■ REQUIREMENTS ■
Quote all of the data exactly as given. Skip every picture it contains.

■ DATA ■

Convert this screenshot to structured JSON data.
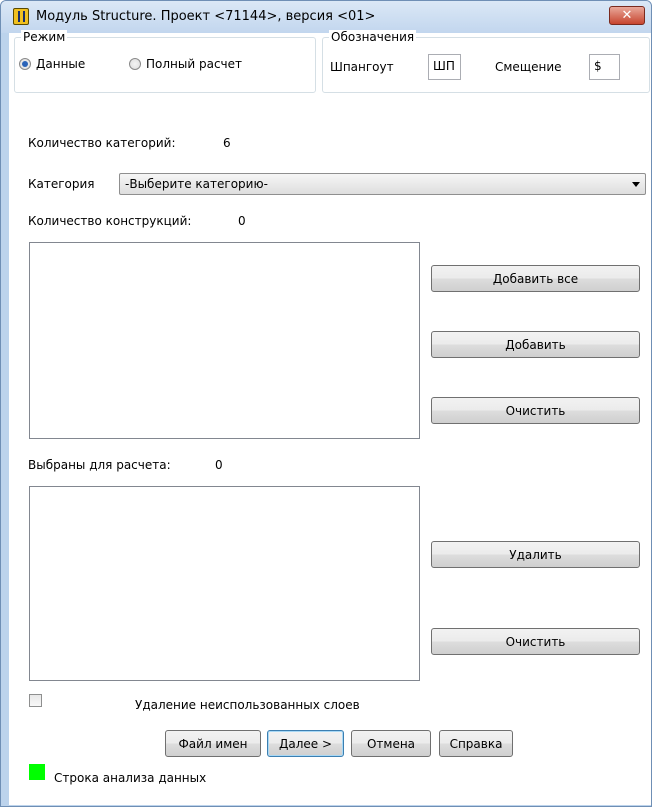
{
  "window": {
    "title": "Модуль Structure.  Проект <71144>, версия <01>",
    "close_glyph": "✕"
  },
  "mode_group": {
    "legend": "Режим",
    "options": [
      {
        "label": "Данные",
        "checked": true
      },
      {
        "label": "Полный расчет",
        "checked": false
      }
    ]
  },
  "notation_group": {
    "legend": "Обозначения",
    "frame_label": "Шпангоут",
    "frame_value": "ШП",
    "offset_label": "Смещение",
    "offset_value": "$"
  },
  "categories_count": {
    "label": "Количество категорий:",
    "value": "6"
  },
  "category": {
    "label": "Категория",
    "selected": "-Выберите категорию-"
  },
  "constructions_count": {
    "label": "Количество конструкций:",
    "value": "0"
  },
  "constructions_buttons": {
    "add_all": "Добавить все",
    "add": "Добавить",
    "clear": "Очистить"
  },
  "selected_count": {
    "label": "Выбраны для расчета:",
    "value": "0"
  },
  "selected_buttons": {
    "remove": "Удалить",
    "clear": "Очистить"
  },
  "remove_unused_layers": {
    "label": "Удаление неиспользованных слоев",
    "checked": false
  },
  "footer_buttons": {
    "file_names": "Файл имен",
    "next": "Далее >",
    "cancel": "Отмена",
    "help": "Справка"
  },
  "status": {
    "text": "Строка анализа данных",
    "color": "#00ff00"
  },
  "colors": {
    "title_bar": "#c2d6ee",
    "close_button": "#c7452f",
    "status_indicator": "#00ff00"
  }
}
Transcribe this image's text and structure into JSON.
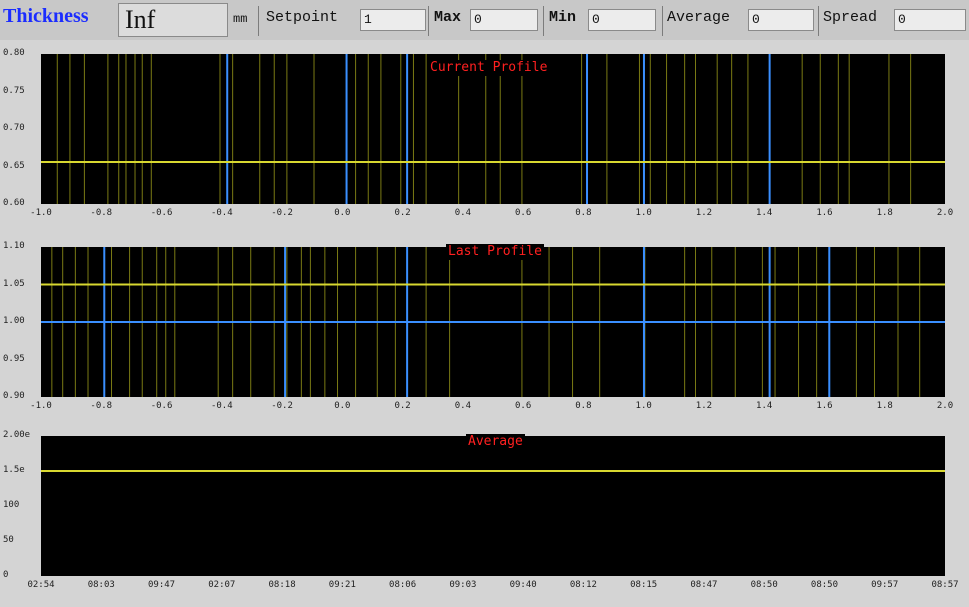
{
  "topbar": {
    "thickness_label": "Thickness",
    "thickness_value": "Inf",
    "thickness_unit": "mm",
    "setpoint_label": "Setpoint",
    "setpoint_value": "1",
    "max_label": "Max",
    "max_value": "0",
    "min_label": "Min",
    "min_value": "0",
    "average_label": "Average",
    "average_value": "0",
    "spread_label": "Spread",
    "spread_value": "0"
  },
  "colors": {
    "background": "#d4d4d4",
    "plot_bg": "#000000",
    "yellow": "#d8d830",
    "olive": "#7a7a14",
    "blue": "#3a8fff",
    "title_red": "#ff2020"
  },
  "chart_data": [
    {
      "type": "line",
      "title": "Current Profile",
      "x_tick_labels": [
        "-1.0",
        "-0.8",
        "-0.6",
        "-0.4",
        "-0.2",
        "0.0",
        "0.2",
        "0.4",
        "0.6",
        "0.8",
        "1.0",
        "1.2",
        "1.4",
        "1.6",
        "1.8",
        "2.0"
      ],
      "y_tick_labels": [
        "0.60",
        "0.65",
        "0.70",
        "0.75",
        "0.80"
      ],
      "series": [
        {
          "color": "yellow",
          "y_fraction": 0.28
        }
      ],
      "olive_lines": [
        0.018,
        0.032,
        0.048,
        0.074,
        0.086,
        0.094,
        0.104,
        0.112,
        0.122,
        0.198,
        0.212,
        0.242,
        0.258,
        0.272,
        0.302,
        0.348,
        0.362,
        0.376,
        0.398,
        0.412,
        0.426,
        0.462,
        0.492,
        0.508,
        0.532,
        0.598,
        0.626,
        0.662,
        0.674,
        0.692,
        0.712,
        0.724,
        0.748,
        0.764,
        0.782,
        0.842,
        0.862,
        0.882,
        0.894,
        0.938,
        0.962
      ],
      "blue_lines": [
        0.206,
        0.338,
        0.405,
        0.604,
        0.667,
        0.806
      ]
    },
    {
      "type": "line",
      "title": "Last Profile",
      "x_tick_labels": [
        "-1.0",
        "-0.8",
        "-0.6",
        "-0.4",
        "-0.2",
        "0.0",
        "0.2",
        "0.4",
        "0.6",
        "0.8",
        "1.0",
        "1.2",
        "1.4",
        "1.6",
        "1.8",
        "2.0"
      ],
      "y_tick_labels": [
        "0.90",
        "0.95",
        "1.00",
        "1.05",
        "1.10"
      ],
      "series": [
        {
          "color": "yellow",
          "y_fraction": 0.75
        },
        {
          "color": "blue",
          "y_fraction": 0.5
        }
      ],
      "olive_lines": [
        0.012,
        0.024,
        0.038,
        0.052,
        0.078,
        0.098,
        0.112,
        0.128,
        0.138,
        0.148,
        0.196,
        0.212,
        0.232,
        0.258,
        0.272,
        0.288,
        0.298,
        0.314,
        0.328,
        0.348,
        0.372,
        0.392,
        0.426,
        0.452,
        0.532,
        0.562,
        0.588,
        0.618,
        0.668,
        0.712,
        0.724,
        0.742,
        0.768,
        0.798,
        0.812,
        0.838,
        0.858,
        0.872,
        0.902,
        0.922,
        0.948,
        0.972
      ],
      "blue_lines": [
        0.07,
        0.27,
        0.405,
        0.667,
        0.806,
        0.872
      ]
    },
    {
      "type": "line",
      "title": "Average",
      "x_tick_labels": [
        "02:54",
        "08:03",
        "09:47",
        "02:07",
        "08:18",
        "09:21",
        "08:06",
        "09:03",
        "09:40",
        "08:12",
        "08:15",
        "08:47",
        "08:50",
        "08:50",
        "09:57",
        "08:57"
      ],
      "y_tick_labels": [
        "0",
        "50",
        "100",
        "1.5e",
        "2.00e"
      ],
      "series": [
        {
          "color": "yellow",
          "y_fraction": 0.75
        }
      ],
      "olive_lines": [],
      "blue_lines": []
    }
  ]
}
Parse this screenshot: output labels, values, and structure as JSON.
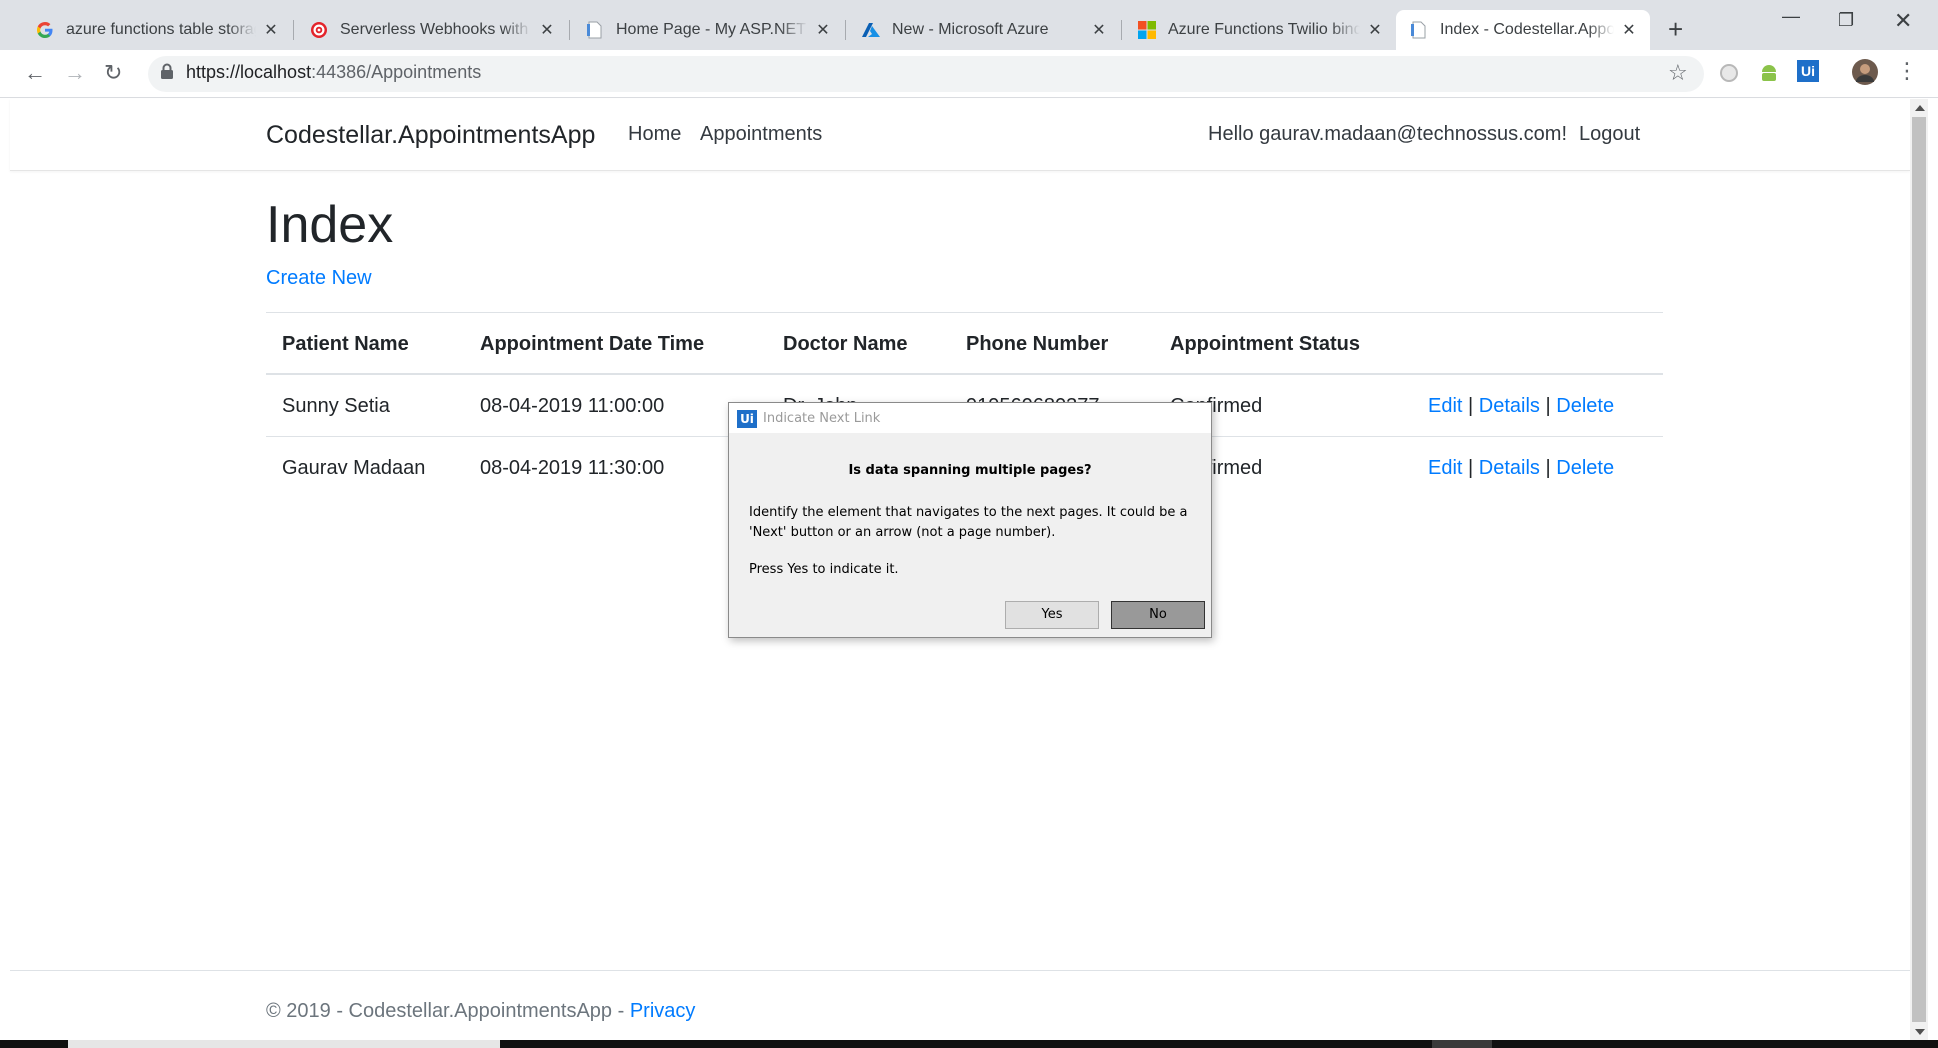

■ EXPECTED ANSWER ■
Convert this screenshot to structured JSON data.
{
  "window": {
    "title": "Модуль Structure.  Проект <71144>, версия <01>",
    "close_glyph": "✕"
  },
  "mode_group": {
    "legend": "Режим",
    "options": [
      {
        "label": "Данные",
        "checked": true
      },
      {
        "label": "Полный расчет",
        "checked": false
      }
    ]
  },
  "notation_group": {
    "legend": "Обозначения",
    "frame_label": "Шпангоут",
    "frame_value": "ШП",
    "offset_label": "Смещение",
    "offset_value": "$"
  },
  "categories_count": {
    "label": "Количество категорий:",
    "value": "6"
  },
  "category": {
    "label": "Категория",
    "selected": "-Выберите категорию-"
  },
  "constructions_count": {
    "label": "Количество конструкций:",
    "value": "0"
  },
  "constructions_buttons": {
    "add_all": "Добавить все",
    "add": "Добавить",
    "clear": "Очистить"
  },
  "selected_count": {
    "label": "Выбраны для расчета:",
    "value": "0"
  },
  "selected_buttons": {
    "remove": "Удалить",
    "clear": "Очистить"
  },
  "remove_unused_layers": {
    "label": "Удаление неиспользованных слоев",
    "checked": false
  },
  "footer_buttons": {
    "file_names": "Файл имен",
    "next": "Далее >",
    "cancel": "Отмена",
    "help": "Справка"
  },
  "status": {
    "text": "Строка анализа данных",
    "color": "#00ff00"
  },
  "colors": {
    "title_bar": "#c2d6ee",
    "close_button": "#c7452f",
    "status_indicator": "#00ff00"
  }
}
Transcribe this image's text and structure into JSON.
{
  "topbar": {
    "thickness_label": "Thickness",
    "thickness_value": "Inf",
    "thickness_unit": "mm",
    "setpoint_label": "Setpoint",
    "setpoint_value": "1",
    "max_label": "Max",
    "max_value": "0",
    "min_label": "Min",
    "min_value": "0",
    "average_label": "Average",
    "average_value": "0",
    "spread_label": "Spread",
    "spread_value": "0"
  },
  "colors": {
    "background": "#d4d4d4",
    "plot_bg": "#000000",
    "yellow": "#d8d830",
    "olive": "#7a7a14",
    "blue": "#3a8fff",
    "title_red": "#ff2020"
  },
  "chart_data": [
    {
      "type": "line",
      "title": "Current Profile",
      "x_tick_labels": [
        "-1.0",
        "-0.8",
        "-0.6",
        "-0.4",
        "-0.2",
        "0.0",
        "0.2",
        "0.4",
        "0.6",
        "0.8",
        "1.0",
        "1.2",
        "1.4",
        "1.6",
        "1.8",
        "2.0"
      ],
      "y_tick_labels": [
        "0.60",
        "0.65",
        "0.70",
        "0.75",
        "0.80"
      ],
      "series": [
        {
          "color": "yellow",
          "y_fraction": 0.28
        }
      ],
      "olive_lines": [
        0.018,
        0.032,
        0.048,
        0.074,
        0.086,
        0.094,
        0.104,
        0.112,
        0.122,
        0.198,
        0.212,
        0.242,
        0.258,
        0.272,
        0.302,
        0.348,
        0.362,
        0.376,
        0.398,
        0.412,
        0.426,
        0.462,
        0.492,
        0.508,
        0.532,
        0.598,
        0.626,
        0.662,
        0.674,
        0.692,
        0.712,
        0.724,
        0.748,
        0.764,
        0.782,
        0.842,
        0.862,
        0.882,
        0.894,
        0.938,
        0.962
      ],
      "blue_lines": [
        0.206,
        0.338,
        0.405,
        0.604,
        0.667,
        0.806
      ]
    },
    {
      "type": "line",
      "title": "Last Profile",
      "x_tick_labels": [
        "-1.0",
        "-0.8",
        "-0.6",
        "-0.4",
        "-0.2",
        "0.0",
        "0.2",
        "0.4",
        "0.6",
        "0.8",
        "1.0",
        "1.2",
        "1.4",
        "1.6",
        "1.8",
        "2.0"
      ],
      "y_tick_labels": [
        "0.90",
        "0.95",
        "1.00",
        "1.05",
        "1.10"
      ],
      "series": [
        {
          "color": "yellow",
          "y_fraction": 0.75
        },
        {
          "color": "blue",
          "y_fraction": 0.5
        }
      ],
      "olive_lines": [
        0.012,
        0.024,
        0.038,
        0.052,
        0.078,
        0.098,
        0.112,
        0.128,
        0.138,
        0.148,
        0.196,
        0.212,
        0.232,
        0.258,
        0.272,
        0.288,
        0.298,
        0.314,
        0.328,
        0.348,
        0.372,
        0.392,
        0.426,
        0.452,
        0.532,
        0.562,
        0.588,
        0.618,
        0.668,
        0.712,
        0.724,
        0.742,
        0.768,
        0.798,
        0.812,
        0.838,
        0.858,
        0.872,
        0.902,
        0.922,
        0.948,
        0.972
      ],
      "blue_lines": [
        0.07,
        0.27,
        0.405,
        0.667,
        0.806,
        0.872
      ]
    },
    {
      "type": "line",
      "title": "Average",
      "x_tick_labels": [
        "02:54",
        "08:03",
        "09:47",
        "02:07",
        "08:18",
        "09:21",
        "08:06",
        "09:03",
        "09:40",
        "08:12",
        "08:15",
        "08:47",
        "08:50",
        "08:50",
        "09:57",
        "08:57"
      ],
      "y_tick_labels": [
        "0",
        "50",
        "100",
        "1.5e",
        "2.00e"
      ],
      "series": [
        {
          "color": "yellow",
          "y_fraction": 0.75
        }
      ],
      "olive_lines": [],
      "blue_lines": []
    }
  ]
}
Parse this screenshot: output labels, values, and structure as JSON.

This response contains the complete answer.